### PROBLEM REQUIREMENTS
Rewrite the records from their start through the line containing "x-axis-label-mid: /N [256,362,269,377]", inclusive, with "x-tick-label" replaced by "x-axis-tick" and nothing else altered.
Start of SOURCE DATA
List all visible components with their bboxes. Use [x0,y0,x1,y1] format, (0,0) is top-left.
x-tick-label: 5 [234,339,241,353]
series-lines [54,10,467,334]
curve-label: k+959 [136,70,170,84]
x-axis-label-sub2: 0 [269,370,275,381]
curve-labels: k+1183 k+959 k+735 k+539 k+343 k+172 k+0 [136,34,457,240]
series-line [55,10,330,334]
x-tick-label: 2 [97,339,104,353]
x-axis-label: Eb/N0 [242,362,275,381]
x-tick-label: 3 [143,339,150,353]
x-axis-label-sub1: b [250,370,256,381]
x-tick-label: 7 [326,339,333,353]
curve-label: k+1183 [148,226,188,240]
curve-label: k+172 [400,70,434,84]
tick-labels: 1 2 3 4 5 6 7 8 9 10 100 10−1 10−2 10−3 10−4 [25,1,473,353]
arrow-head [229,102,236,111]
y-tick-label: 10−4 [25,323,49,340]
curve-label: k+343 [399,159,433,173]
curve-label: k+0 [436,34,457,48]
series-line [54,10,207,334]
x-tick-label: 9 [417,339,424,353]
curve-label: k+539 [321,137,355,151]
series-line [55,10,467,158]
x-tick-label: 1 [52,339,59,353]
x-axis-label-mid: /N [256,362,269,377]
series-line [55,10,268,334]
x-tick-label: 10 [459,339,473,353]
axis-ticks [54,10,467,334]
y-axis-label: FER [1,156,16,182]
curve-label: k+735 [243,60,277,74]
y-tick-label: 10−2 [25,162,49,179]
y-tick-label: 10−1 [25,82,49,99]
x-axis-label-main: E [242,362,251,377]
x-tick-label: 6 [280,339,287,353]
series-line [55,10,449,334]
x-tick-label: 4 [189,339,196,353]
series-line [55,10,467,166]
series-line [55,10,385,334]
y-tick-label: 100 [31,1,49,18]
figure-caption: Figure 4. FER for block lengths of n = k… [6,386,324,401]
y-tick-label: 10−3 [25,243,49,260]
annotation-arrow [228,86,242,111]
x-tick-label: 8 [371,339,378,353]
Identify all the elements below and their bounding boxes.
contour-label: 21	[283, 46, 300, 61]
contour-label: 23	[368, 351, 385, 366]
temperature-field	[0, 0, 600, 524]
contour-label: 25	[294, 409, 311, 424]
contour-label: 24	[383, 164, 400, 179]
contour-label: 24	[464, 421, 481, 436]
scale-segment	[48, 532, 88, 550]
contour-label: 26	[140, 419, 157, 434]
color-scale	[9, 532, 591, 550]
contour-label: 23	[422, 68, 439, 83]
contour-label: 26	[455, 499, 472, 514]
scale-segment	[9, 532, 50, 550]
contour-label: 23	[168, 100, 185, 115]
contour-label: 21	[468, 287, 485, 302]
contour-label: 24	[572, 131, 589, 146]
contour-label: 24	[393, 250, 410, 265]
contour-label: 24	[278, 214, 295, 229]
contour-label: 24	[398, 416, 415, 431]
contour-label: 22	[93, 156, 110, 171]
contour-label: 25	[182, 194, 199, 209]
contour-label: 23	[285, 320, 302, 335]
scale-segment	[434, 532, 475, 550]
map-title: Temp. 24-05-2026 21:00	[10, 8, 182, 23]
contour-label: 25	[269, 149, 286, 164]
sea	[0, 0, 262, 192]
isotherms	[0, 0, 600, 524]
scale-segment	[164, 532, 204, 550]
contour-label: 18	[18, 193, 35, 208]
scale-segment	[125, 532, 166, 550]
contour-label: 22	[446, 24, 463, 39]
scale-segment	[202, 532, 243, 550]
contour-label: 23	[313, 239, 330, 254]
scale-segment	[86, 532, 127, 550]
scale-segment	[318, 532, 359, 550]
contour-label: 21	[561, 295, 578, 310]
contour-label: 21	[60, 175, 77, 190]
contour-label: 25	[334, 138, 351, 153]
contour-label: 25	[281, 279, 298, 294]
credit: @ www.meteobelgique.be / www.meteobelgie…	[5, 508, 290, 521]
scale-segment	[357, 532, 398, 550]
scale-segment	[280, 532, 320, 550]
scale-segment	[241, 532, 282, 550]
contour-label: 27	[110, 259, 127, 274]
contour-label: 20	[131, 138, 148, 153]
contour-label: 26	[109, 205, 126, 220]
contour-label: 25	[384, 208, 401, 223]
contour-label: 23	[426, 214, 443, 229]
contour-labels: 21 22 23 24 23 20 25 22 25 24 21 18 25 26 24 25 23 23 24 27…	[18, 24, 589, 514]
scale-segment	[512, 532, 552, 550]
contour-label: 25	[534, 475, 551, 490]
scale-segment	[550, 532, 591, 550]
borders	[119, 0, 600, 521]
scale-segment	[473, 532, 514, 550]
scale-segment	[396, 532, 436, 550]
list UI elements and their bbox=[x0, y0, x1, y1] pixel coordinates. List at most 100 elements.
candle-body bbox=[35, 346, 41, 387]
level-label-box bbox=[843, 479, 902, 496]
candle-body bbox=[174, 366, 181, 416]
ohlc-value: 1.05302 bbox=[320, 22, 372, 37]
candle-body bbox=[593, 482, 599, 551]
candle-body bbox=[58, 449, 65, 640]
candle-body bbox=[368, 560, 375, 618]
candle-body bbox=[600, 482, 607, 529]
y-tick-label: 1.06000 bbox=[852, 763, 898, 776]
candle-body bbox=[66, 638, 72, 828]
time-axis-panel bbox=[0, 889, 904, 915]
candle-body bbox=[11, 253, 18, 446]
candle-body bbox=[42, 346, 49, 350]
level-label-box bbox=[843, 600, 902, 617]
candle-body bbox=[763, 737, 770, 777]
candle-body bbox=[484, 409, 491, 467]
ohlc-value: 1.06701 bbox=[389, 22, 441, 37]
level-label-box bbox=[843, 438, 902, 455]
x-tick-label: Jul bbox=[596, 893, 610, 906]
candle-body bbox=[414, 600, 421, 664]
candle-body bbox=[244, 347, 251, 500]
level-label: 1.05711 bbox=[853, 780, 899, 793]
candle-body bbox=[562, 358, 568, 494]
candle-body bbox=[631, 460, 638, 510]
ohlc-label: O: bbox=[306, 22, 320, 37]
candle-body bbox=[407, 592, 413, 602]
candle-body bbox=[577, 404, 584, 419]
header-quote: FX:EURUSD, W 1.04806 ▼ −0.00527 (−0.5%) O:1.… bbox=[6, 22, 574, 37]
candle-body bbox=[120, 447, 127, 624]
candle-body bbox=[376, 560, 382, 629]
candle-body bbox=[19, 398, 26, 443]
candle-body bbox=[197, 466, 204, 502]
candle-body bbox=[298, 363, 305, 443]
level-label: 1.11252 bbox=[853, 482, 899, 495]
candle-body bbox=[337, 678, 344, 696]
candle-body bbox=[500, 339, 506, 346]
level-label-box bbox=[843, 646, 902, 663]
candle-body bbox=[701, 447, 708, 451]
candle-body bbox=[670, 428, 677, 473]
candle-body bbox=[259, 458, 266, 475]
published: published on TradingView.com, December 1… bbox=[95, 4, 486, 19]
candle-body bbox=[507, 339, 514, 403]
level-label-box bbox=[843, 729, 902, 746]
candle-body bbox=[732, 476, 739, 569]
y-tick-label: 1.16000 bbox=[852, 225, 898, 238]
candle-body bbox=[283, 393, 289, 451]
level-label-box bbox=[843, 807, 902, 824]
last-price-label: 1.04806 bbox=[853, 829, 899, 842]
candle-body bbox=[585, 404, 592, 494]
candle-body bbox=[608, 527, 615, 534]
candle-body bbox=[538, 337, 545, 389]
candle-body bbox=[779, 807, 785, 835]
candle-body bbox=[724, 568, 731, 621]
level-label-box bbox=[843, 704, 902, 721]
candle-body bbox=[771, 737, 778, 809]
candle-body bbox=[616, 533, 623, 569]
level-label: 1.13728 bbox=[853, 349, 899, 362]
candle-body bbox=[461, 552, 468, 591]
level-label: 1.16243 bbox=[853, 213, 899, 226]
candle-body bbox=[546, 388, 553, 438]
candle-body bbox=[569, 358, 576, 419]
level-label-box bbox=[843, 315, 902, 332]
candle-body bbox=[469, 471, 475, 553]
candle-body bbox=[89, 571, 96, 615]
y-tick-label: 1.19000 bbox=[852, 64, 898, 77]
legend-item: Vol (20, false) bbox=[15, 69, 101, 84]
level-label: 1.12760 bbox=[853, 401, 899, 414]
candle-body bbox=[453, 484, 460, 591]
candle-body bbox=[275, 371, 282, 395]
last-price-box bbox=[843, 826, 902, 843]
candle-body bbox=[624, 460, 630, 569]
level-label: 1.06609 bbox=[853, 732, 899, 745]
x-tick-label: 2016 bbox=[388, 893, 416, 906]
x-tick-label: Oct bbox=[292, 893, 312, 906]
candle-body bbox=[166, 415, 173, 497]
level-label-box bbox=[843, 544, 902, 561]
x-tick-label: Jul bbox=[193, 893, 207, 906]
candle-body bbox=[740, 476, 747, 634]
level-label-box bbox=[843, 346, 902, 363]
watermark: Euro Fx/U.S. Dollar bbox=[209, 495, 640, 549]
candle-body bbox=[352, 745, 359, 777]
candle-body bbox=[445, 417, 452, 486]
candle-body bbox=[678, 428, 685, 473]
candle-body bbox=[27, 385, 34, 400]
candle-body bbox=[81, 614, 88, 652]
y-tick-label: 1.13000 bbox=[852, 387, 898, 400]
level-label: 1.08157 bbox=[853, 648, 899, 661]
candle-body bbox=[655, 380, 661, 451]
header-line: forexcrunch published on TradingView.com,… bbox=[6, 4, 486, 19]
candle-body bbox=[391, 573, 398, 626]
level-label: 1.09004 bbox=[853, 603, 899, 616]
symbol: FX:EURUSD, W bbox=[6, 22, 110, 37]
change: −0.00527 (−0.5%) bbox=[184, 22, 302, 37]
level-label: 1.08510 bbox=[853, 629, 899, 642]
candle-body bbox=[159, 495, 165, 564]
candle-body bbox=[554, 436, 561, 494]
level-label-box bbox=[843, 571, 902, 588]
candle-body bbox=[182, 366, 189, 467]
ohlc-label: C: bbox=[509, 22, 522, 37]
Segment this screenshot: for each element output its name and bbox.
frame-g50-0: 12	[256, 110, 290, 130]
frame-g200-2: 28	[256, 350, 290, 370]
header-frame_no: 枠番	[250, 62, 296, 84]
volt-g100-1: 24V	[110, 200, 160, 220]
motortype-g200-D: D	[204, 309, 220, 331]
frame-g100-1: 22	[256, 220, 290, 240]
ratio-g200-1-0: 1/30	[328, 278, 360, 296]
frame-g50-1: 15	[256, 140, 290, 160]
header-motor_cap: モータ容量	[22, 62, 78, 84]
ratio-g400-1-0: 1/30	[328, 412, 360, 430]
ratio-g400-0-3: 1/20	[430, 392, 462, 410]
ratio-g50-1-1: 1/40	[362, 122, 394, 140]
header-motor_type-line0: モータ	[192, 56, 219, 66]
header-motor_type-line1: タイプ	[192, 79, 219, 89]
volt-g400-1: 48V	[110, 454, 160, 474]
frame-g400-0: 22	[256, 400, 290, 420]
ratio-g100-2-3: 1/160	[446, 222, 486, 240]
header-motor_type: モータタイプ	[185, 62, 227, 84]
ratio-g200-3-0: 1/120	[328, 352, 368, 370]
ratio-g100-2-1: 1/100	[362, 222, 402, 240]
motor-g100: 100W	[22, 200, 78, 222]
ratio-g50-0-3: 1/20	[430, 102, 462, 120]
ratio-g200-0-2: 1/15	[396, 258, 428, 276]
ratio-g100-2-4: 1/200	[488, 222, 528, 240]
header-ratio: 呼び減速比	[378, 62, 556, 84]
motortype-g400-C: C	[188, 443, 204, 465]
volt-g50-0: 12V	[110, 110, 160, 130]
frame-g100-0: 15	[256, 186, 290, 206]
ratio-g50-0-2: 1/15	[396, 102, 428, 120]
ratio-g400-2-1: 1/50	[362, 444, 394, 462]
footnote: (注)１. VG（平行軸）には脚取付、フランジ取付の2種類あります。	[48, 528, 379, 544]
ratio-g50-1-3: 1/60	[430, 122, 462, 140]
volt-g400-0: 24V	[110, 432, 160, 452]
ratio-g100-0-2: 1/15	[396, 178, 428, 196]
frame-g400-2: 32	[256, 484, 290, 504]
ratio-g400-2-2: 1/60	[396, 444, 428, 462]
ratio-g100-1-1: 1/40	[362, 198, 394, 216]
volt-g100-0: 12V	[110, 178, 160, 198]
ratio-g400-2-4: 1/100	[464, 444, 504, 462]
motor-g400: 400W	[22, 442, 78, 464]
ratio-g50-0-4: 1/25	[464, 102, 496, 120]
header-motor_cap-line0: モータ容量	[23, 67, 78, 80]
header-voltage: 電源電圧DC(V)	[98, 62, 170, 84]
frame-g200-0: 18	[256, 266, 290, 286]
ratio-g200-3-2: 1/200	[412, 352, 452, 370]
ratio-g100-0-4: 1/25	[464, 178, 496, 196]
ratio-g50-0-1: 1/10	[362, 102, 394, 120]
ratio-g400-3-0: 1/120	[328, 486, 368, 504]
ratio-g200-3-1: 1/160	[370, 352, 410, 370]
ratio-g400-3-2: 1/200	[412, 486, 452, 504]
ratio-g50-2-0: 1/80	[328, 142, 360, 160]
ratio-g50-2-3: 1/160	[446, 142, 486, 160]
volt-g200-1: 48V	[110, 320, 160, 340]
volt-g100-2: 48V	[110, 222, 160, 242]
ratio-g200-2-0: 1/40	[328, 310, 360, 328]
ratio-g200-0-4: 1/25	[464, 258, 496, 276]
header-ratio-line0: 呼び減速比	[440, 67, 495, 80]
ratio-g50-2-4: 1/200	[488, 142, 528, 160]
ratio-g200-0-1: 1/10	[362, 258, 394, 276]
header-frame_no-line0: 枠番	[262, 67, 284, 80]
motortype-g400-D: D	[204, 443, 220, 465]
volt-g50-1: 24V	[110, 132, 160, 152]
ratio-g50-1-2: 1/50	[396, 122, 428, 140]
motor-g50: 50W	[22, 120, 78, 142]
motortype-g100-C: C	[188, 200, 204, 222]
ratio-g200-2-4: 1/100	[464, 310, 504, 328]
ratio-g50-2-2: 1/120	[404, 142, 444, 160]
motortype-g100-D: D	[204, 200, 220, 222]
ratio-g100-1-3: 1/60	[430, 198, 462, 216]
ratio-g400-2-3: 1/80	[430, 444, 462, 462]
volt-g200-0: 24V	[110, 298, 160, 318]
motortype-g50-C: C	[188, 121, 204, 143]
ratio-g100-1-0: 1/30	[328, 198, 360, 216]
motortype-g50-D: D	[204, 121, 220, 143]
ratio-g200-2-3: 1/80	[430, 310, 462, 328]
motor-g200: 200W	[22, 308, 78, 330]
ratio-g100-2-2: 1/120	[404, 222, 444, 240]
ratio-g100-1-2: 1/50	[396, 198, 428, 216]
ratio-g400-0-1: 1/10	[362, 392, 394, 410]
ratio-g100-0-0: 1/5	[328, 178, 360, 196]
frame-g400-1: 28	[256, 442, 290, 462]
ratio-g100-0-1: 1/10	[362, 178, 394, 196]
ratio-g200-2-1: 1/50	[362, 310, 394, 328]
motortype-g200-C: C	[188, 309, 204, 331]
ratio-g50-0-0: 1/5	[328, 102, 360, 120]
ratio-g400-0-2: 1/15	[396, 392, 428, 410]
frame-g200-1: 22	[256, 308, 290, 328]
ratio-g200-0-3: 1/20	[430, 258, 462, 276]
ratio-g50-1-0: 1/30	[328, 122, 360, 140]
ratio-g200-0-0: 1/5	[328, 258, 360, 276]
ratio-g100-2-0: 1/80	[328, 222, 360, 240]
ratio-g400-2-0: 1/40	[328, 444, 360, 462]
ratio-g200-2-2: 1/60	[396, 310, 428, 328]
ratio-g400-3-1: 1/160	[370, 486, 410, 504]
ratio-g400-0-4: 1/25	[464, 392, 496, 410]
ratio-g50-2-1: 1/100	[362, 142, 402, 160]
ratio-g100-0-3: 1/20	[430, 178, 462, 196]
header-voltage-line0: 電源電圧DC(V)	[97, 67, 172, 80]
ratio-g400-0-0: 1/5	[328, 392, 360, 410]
End of SOURCE DATA
### COMPLETE RESPONSE
List all visible components with their bboxes. Use [x0,y0,x1,y1] format, (0,0) is top-left.
x-axis-tick: 5 [234,339,241,353]
series-lines [54,10,467,334]
curve-label: k+959 [136,70,170,84]
x-axis-label-sub2: 0 [269,370,275,381]
curve-labels: k+1183 k+959 k+735 k+539 k+343 k+172 k+0 [136,34,457,240]
series-line [55,10,330,334]
x-axis-tick: 2 [97,339,104,353]
x-axis-label: Eb/N0 [242,362,275,381]
x-axis-tick: 3 [143,339,150,353]
x-axis-label-sub1: b [250,370,256,381]
x-axis-tick: 7 [326,339,333,353]
curve-label: k+1183 [148,226,188,240]
curve-label: k+172 [400,70,434,84]
tick-labels: 1 2 3 4 5 6 7 8 9 10 100 10−1 10−2 10−3 10−4 [25,1,473,353]
arrow-head [229,102,236,111]
y-tick-label: 10−4 [25,323,49,340]
curve-label: k+343 [399,159,433,173]
curve-label: k+0 [436,34,457,48]
series-line [54,10,207,334]
x-axis-tick: 9 [417,339,424,353]
curve-label: k+539 [321,137,355,151]
series-line [55,10,467,158]
x-axis-tick: 1 [52,339,59,353]
x-axis-label-mid: /N [256,362,269,377]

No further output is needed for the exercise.